# What to work on:
Copy the data exactly; pictures stay out of the copy.

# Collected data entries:

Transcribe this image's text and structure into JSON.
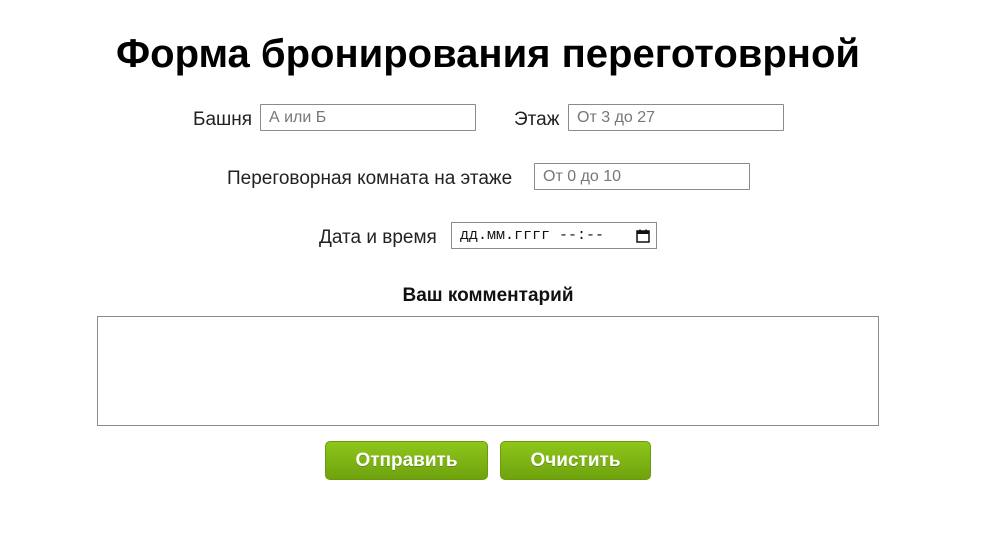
{
  "page": {
    "title": "Форма бронирования переготоврной"
  },
  "form": {
    "tower": {
      "label": "Башня",
      "placeholder": "А или Б",
      "value": ""
    },
    "floor": {
      "label": "Этаж",
      "placeholder": "От 3 до 27",
      "value": ""
    },
    "room": {
      "label": "Переговорная комната на этаже",
      "placeholder": "От 0 до 10",
      "value": ""
    },
    "datetime": {
      "label": "Дата и время",
      "display": "дд.мм.гггг --:--",
      "icon": "calendar-icon"
    },
    "comment": {
      "label": "Ваш комментарий",
      "value": ""
    },
    "buttons": {
      "submit": "Отправить",
      "clear": "Очистить"
    }
  },
  "colors": {
    "button_bg": "#7cb514",
    "button_text": "#ffffff",
    "input_border": "#8a8a8a"
  }
}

# Finished task:
Transcribe this image's text and structure into JSON.
{
  "page": {
    "title": "Форма бронирования переготоврной"
  },
  "form": {
    "tower": {
      "label": "Башня",
      "placeholder": "А или Б",
      "value": ""
    },
    "floor": {
      "label": "Этаж",
      "placeholder": "От 3 до 27",
      "value": ""
    },
    "room": {
      "label": "Переговорная комната на этаже",
      "placeholder": "От 0 до 10",
      "value": ""
    },
    "datetime": {
      "label": "Дата и время",
      "display": "дд.мм.гггг --:--",
      "icon": "calendar-icon"
    },
    "comment": {
      "label": "Ваш комментарий",
      "value": ""
    },
    "buttons": {
      "submit": "Отправить",
      "clear": "Очистить"
    }
  },
  "colors": {
    "button_bg": "#7cb514",
    "button_text": "#ffffff",
    "input_border": "#8a8a8a"
  }
}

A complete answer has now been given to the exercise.